- [TASK]: Gather each line in the entries that includes the string "citations".
* start *
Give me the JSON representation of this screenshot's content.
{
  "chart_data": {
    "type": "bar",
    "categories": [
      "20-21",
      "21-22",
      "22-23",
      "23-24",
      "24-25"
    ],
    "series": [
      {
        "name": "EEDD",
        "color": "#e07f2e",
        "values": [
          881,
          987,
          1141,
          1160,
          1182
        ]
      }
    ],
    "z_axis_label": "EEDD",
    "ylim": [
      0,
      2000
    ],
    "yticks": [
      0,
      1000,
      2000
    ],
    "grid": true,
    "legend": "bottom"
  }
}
* end *
* start *
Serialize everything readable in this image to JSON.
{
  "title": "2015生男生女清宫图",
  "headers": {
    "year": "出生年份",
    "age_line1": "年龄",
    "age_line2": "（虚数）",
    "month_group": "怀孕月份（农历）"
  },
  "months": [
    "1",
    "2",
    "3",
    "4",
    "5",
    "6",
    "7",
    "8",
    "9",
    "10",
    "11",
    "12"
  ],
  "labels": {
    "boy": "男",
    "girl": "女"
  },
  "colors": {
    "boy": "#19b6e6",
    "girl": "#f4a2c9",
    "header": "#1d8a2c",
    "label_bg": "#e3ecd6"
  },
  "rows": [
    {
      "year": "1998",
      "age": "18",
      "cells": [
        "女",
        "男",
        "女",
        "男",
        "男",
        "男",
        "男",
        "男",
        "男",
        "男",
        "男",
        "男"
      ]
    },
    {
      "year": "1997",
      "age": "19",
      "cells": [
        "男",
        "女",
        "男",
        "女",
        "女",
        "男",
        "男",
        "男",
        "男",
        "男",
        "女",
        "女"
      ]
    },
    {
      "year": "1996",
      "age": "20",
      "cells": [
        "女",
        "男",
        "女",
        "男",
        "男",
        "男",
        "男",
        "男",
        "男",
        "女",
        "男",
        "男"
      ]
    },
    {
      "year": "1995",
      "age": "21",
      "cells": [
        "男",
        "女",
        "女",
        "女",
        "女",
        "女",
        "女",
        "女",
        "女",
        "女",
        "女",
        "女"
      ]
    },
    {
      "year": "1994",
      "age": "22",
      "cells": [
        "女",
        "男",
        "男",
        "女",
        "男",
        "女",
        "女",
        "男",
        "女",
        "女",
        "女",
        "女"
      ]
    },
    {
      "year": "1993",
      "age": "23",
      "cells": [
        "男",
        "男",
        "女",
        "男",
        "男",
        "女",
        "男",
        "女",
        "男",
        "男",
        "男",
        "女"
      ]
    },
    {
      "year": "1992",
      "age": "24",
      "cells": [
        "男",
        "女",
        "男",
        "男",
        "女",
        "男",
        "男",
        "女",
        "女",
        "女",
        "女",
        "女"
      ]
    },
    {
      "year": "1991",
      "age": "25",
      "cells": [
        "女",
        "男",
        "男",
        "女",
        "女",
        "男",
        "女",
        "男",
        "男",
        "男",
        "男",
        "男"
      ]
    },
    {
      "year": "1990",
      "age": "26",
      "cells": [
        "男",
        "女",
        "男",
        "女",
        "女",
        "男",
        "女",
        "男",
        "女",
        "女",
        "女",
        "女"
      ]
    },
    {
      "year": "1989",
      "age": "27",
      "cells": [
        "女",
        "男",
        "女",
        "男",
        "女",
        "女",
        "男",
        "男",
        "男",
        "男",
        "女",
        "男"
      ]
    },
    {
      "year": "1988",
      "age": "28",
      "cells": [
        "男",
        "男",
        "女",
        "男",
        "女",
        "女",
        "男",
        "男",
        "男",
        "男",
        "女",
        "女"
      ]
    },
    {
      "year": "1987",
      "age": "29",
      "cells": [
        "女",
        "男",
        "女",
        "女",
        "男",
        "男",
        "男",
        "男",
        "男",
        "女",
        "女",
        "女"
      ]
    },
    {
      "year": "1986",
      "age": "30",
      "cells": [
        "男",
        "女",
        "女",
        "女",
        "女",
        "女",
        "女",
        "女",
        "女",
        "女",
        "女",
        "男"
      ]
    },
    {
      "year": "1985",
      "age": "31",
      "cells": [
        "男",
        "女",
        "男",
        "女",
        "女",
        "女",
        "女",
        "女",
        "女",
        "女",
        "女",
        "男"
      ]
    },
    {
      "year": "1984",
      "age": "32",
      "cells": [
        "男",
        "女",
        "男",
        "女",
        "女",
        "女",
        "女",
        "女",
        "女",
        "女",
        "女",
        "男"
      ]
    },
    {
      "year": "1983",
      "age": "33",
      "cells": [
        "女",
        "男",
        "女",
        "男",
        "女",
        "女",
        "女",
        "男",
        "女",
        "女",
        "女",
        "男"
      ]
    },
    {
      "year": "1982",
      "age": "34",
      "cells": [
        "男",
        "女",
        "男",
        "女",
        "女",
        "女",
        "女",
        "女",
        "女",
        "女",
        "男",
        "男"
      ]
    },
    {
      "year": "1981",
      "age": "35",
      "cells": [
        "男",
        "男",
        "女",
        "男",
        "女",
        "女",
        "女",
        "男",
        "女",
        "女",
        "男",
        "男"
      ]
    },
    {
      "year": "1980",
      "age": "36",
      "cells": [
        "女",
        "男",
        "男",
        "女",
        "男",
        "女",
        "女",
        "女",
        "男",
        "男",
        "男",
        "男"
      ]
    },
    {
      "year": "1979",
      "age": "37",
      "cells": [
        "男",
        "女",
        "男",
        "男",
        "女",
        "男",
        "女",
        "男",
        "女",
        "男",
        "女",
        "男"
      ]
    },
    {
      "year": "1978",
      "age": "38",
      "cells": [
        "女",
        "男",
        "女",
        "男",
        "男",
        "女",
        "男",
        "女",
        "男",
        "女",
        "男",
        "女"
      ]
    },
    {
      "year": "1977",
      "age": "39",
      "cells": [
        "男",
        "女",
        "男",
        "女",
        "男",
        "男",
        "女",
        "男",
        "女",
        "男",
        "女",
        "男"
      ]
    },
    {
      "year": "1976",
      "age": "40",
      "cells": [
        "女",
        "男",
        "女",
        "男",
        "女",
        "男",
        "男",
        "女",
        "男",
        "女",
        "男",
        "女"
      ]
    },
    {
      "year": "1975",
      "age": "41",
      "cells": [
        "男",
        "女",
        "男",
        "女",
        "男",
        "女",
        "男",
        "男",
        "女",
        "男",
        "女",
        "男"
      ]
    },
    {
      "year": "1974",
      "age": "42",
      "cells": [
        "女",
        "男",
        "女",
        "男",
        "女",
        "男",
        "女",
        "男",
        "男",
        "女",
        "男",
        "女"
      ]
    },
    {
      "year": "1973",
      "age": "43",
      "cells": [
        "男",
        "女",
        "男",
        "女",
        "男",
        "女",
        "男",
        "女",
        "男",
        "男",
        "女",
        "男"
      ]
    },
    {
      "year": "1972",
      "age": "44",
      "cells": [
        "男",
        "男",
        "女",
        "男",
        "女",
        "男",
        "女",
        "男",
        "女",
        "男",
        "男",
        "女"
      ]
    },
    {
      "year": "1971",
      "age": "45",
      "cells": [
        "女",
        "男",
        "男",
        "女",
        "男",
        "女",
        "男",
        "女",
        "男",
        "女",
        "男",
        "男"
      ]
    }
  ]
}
* end *
* start *
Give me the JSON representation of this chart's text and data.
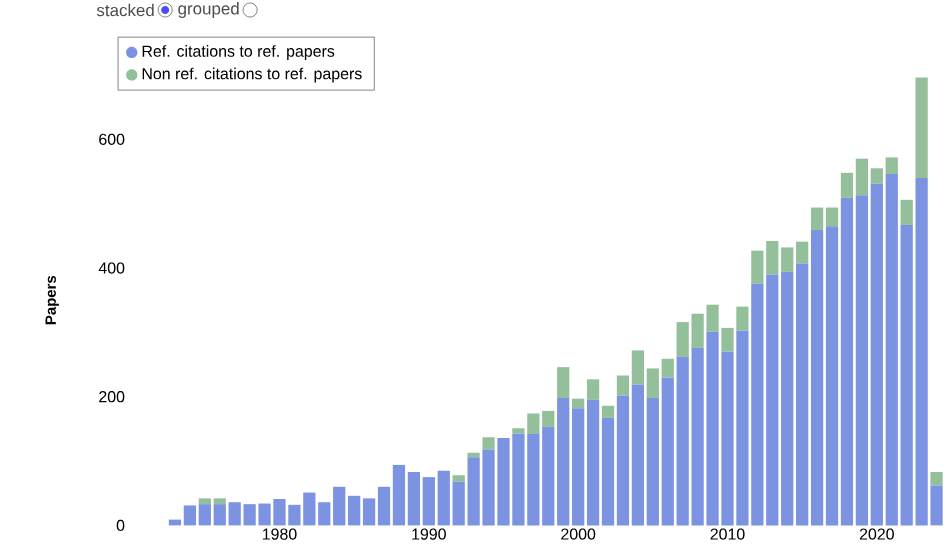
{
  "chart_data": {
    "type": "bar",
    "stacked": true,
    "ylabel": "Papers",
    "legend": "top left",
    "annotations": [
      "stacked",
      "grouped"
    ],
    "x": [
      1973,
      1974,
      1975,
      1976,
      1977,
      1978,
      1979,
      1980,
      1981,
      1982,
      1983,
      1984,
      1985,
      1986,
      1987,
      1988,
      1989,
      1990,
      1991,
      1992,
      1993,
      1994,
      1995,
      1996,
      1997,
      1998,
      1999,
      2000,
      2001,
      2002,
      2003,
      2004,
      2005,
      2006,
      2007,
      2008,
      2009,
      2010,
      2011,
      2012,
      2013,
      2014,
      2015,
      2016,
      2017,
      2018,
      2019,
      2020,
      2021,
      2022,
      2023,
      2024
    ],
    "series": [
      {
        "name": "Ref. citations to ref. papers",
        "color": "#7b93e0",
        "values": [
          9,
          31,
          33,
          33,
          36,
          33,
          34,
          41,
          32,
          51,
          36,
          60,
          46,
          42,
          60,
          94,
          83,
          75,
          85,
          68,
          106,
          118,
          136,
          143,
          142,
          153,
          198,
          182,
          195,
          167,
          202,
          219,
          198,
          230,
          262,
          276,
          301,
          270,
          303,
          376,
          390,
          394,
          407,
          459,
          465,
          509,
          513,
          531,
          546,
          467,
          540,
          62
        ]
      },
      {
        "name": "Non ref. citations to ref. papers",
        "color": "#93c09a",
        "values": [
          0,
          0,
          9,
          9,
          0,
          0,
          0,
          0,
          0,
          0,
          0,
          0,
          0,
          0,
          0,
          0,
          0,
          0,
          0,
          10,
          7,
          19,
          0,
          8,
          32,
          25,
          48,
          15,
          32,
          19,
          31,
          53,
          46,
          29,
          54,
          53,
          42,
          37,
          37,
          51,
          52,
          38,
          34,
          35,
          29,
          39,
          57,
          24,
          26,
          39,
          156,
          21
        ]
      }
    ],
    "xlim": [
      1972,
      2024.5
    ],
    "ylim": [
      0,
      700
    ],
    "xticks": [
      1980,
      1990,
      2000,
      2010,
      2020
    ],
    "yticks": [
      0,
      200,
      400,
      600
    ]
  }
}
* end *
- [WRITTEN SOLUTION]:
        "name": "Ref. citations to ref. papers",
        "name": "Non ref. citations to ref. papers",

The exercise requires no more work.